◆ Supplied records ◆
------------------------------------
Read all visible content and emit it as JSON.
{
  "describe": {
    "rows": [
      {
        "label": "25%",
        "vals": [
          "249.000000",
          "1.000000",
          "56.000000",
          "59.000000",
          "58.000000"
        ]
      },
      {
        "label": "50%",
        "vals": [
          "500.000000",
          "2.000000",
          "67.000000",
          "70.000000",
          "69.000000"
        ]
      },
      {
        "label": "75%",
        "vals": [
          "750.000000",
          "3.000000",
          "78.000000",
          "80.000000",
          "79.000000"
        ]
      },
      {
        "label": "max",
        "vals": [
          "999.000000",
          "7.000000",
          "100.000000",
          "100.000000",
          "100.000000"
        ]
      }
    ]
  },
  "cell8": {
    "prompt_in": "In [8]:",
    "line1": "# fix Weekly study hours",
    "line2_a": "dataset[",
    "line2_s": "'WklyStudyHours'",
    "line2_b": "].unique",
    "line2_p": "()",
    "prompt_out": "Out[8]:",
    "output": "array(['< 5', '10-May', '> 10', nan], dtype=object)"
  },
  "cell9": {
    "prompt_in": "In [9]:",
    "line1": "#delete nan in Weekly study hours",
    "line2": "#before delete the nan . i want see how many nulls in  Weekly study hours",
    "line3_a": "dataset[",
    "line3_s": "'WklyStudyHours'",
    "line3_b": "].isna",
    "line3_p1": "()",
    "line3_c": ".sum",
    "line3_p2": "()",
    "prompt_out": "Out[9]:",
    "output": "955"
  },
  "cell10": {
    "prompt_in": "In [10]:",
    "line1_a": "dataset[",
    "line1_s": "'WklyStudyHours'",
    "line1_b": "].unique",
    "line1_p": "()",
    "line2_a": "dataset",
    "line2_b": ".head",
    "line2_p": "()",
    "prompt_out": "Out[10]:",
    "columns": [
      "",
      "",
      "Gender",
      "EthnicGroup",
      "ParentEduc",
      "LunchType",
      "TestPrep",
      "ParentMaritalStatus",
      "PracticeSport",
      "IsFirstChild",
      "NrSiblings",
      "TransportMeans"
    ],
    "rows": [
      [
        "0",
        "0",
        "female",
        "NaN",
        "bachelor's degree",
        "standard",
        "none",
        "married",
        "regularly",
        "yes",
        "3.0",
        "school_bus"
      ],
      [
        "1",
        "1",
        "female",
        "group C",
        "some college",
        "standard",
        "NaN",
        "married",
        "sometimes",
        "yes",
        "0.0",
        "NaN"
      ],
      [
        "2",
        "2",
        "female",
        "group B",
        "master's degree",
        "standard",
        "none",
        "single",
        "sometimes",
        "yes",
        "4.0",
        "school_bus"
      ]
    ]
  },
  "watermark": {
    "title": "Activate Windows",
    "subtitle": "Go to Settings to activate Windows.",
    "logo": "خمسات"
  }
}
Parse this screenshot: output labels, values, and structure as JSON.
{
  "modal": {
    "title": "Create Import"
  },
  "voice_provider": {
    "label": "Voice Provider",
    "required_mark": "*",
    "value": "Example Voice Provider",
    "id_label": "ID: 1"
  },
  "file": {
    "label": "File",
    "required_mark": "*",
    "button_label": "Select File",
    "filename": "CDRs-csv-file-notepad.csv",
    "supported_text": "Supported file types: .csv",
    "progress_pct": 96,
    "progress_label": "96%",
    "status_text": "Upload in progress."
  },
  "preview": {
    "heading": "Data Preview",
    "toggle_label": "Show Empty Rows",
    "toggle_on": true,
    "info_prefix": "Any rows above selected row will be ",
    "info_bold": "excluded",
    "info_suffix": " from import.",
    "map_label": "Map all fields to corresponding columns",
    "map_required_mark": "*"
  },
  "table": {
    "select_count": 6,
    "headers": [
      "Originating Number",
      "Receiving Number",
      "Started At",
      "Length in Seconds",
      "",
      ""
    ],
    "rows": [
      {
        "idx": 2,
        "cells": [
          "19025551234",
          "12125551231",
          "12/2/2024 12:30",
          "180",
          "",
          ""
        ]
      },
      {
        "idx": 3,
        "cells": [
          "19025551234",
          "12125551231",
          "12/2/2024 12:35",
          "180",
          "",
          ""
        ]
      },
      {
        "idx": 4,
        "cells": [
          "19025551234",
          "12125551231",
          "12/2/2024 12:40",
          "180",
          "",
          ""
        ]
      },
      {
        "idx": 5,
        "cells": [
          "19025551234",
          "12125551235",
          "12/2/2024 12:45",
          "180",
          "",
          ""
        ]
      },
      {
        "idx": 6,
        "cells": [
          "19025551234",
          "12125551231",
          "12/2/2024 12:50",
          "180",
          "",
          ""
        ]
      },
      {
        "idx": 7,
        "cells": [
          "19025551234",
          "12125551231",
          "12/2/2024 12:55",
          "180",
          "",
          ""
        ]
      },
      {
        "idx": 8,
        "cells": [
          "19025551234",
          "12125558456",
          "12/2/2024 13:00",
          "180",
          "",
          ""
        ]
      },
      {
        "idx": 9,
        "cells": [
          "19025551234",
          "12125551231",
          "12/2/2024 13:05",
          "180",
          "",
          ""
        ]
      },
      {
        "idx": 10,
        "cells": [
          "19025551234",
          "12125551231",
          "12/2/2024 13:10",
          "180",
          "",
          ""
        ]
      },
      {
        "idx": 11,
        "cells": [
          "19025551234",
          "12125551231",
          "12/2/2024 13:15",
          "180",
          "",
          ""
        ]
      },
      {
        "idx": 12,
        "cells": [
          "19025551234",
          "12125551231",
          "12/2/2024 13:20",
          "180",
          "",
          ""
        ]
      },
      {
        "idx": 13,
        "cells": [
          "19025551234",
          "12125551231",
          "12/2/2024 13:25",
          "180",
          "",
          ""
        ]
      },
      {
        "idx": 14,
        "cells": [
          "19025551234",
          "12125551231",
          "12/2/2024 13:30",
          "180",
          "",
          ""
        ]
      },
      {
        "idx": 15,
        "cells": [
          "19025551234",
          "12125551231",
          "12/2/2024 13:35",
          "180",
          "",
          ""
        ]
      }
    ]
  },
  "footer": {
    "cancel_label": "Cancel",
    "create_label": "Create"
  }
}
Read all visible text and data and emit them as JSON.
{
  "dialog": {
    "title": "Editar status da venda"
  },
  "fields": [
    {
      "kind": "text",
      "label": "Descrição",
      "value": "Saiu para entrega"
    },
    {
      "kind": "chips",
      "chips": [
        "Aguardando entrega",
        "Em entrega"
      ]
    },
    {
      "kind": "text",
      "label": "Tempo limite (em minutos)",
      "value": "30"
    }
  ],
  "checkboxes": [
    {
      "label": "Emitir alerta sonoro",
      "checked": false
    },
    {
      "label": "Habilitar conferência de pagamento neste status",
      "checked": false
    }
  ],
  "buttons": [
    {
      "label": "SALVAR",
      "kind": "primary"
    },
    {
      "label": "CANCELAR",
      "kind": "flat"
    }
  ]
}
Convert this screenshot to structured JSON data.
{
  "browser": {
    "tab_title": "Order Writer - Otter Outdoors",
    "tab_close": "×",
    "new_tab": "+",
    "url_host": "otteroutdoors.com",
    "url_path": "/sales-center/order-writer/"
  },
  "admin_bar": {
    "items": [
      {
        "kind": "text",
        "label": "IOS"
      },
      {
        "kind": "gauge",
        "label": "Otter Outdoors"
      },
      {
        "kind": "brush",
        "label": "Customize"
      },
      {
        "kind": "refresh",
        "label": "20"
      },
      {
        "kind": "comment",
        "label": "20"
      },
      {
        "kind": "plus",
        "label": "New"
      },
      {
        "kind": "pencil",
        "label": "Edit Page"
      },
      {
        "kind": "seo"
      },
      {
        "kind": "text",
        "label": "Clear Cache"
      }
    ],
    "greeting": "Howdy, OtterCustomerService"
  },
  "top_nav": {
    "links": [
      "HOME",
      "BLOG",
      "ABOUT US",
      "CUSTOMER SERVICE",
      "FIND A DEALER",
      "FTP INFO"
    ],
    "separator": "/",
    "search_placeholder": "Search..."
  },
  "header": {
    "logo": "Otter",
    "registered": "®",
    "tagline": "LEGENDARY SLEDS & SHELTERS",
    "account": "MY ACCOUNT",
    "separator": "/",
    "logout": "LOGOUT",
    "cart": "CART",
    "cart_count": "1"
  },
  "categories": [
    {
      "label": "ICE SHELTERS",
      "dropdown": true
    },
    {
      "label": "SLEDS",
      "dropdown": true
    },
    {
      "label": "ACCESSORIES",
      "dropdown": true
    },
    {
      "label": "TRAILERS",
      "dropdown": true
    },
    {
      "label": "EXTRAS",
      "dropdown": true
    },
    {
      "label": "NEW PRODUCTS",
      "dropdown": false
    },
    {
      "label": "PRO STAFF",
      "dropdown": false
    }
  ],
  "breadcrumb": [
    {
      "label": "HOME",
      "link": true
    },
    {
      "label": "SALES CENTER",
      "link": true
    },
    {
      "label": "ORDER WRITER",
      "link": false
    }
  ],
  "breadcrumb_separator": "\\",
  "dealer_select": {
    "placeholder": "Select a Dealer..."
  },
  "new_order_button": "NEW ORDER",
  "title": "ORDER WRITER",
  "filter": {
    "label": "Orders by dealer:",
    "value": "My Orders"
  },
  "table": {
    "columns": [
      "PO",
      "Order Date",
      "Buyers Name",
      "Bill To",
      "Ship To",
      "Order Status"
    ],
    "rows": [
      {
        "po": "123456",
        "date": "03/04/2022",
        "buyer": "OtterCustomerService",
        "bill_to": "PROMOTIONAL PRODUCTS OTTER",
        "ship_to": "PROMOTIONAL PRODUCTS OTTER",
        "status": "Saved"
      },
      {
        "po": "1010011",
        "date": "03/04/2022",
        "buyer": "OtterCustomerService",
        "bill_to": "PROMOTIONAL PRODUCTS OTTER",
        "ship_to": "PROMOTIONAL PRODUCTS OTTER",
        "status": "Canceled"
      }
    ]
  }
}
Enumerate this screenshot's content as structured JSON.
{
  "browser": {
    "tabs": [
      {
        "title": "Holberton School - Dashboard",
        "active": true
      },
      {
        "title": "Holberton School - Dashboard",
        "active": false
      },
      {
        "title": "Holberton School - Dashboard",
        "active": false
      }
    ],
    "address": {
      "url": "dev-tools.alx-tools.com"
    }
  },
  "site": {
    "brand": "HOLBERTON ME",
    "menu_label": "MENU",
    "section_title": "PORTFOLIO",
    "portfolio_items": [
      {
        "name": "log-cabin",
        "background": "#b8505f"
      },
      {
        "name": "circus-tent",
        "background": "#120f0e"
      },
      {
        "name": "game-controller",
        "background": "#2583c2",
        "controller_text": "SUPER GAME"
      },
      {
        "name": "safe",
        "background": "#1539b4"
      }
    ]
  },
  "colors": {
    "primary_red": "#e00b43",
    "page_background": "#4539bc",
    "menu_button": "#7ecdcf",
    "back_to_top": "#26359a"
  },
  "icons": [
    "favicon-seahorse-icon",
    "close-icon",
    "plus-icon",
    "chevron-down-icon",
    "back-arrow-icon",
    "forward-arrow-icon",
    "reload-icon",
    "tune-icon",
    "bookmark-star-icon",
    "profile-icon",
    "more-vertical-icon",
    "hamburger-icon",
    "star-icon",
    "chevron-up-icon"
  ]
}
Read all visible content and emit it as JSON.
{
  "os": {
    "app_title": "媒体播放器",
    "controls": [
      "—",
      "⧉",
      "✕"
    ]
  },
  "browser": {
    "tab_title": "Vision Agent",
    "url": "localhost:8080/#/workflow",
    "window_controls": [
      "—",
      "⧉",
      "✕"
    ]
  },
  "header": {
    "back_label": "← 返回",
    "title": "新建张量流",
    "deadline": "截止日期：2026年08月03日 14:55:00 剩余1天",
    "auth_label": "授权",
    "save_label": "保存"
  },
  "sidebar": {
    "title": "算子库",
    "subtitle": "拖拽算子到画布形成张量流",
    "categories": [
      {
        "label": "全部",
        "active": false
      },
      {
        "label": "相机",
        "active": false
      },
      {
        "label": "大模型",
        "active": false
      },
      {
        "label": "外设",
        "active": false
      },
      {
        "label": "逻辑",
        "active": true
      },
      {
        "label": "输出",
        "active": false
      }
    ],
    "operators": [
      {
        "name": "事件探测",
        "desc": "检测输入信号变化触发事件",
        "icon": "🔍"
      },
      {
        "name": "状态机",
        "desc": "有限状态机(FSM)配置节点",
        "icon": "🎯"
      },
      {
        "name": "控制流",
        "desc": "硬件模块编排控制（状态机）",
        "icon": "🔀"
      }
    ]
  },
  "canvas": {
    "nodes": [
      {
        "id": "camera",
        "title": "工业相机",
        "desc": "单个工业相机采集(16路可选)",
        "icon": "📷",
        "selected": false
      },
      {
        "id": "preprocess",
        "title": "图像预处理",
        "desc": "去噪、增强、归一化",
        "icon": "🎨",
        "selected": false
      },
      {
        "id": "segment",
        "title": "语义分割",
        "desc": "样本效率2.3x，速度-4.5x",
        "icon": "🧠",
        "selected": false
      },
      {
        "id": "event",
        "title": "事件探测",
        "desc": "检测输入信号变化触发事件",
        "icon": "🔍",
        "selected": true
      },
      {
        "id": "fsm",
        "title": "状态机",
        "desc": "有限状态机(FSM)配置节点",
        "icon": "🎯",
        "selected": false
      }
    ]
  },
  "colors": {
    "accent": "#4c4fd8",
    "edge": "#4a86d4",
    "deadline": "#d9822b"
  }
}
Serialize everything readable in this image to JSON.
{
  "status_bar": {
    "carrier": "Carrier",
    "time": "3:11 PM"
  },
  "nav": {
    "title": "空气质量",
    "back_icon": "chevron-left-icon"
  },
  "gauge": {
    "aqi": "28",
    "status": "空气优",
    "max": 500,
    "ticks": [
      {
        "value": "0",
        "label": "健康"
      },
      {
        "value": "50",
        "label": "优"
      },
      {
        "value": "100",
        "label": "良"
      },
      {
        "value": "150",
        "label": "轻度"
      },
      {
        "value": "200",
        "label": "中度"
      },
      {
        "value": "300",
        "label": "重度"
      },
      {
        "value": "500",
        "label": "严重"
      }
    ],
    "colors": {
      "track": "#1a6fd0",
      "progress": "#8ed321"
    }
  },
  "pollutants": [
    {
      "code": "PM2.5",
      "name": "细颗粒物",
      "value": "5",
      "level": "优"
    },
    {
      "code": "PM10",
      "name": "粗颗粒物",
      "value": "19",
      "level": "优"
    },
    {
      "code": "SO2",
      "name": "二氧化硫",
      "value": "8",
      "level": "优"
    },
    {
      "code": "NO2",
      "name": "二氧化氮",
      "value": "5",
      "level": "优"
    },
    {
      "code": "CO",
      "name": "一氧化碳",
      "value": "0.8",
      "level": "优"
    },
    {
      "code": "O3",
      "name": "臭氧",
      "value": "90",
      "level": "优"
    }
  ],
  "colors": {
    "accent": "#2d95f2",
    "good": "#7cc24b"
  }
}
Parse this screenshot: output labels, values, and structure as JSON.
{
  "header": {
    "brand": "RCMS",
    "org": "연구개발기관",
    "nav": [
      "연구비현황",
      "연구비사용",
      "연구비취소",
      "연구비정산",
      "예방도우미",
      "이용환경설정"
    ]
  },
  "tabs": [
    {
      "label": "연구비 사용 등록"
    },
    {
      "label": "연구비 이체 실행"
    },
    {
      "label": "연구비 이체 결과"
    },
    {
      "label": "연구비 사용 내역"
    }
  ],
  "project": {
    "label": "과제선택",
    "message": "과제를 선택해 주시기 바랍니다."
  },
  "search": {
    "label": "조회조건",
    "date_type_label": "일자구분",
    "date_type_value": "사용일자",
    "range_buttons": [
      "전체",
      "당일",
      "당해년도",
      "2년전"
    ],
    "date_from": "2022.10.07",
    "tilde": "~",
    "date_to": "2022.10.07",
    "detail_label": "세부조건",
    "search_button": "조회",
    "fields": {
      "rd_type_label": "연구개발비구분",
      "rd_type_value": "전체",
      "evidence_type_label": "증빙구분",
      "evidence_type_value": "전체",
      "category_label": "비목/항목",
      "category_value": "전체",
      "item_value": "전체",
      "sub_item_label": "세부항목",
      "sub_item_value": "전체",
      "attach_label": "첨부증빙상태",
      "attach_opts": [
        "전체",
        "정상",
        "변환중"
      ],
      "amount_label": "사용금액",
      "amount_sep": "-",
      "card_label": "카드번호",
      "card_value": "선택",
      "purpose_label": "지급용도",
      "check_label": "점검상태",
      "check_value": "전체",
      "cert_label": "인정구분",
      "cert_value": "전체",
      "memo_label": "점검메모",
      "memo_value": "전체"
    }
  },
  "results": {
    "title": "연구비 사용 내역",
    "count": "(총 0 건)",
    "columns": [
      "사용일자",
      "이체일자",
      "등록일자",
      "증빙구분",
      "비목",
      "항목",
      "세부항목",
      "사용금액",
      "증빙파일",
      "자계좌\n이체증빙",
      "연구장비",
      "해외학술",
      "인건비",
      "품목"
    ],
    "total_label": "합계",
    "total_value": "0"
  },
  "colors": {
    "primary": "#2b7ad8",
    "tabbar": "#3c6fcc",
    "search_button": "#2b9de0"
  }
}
------------------------------------
◆ Task instructions ◆
Isolate the lines that hold the word "this" and copy all of them.

◆ Reply ◆
Parse this screenshot: output labels, values, and structure as JSON.
Convert this screenshot to structured JSON data.
Enumerate this screenshot's content as structured JSON.
Serialize everything readable in this image to JSON.
Parse this screenshot: output labels, values, and structure as JSON.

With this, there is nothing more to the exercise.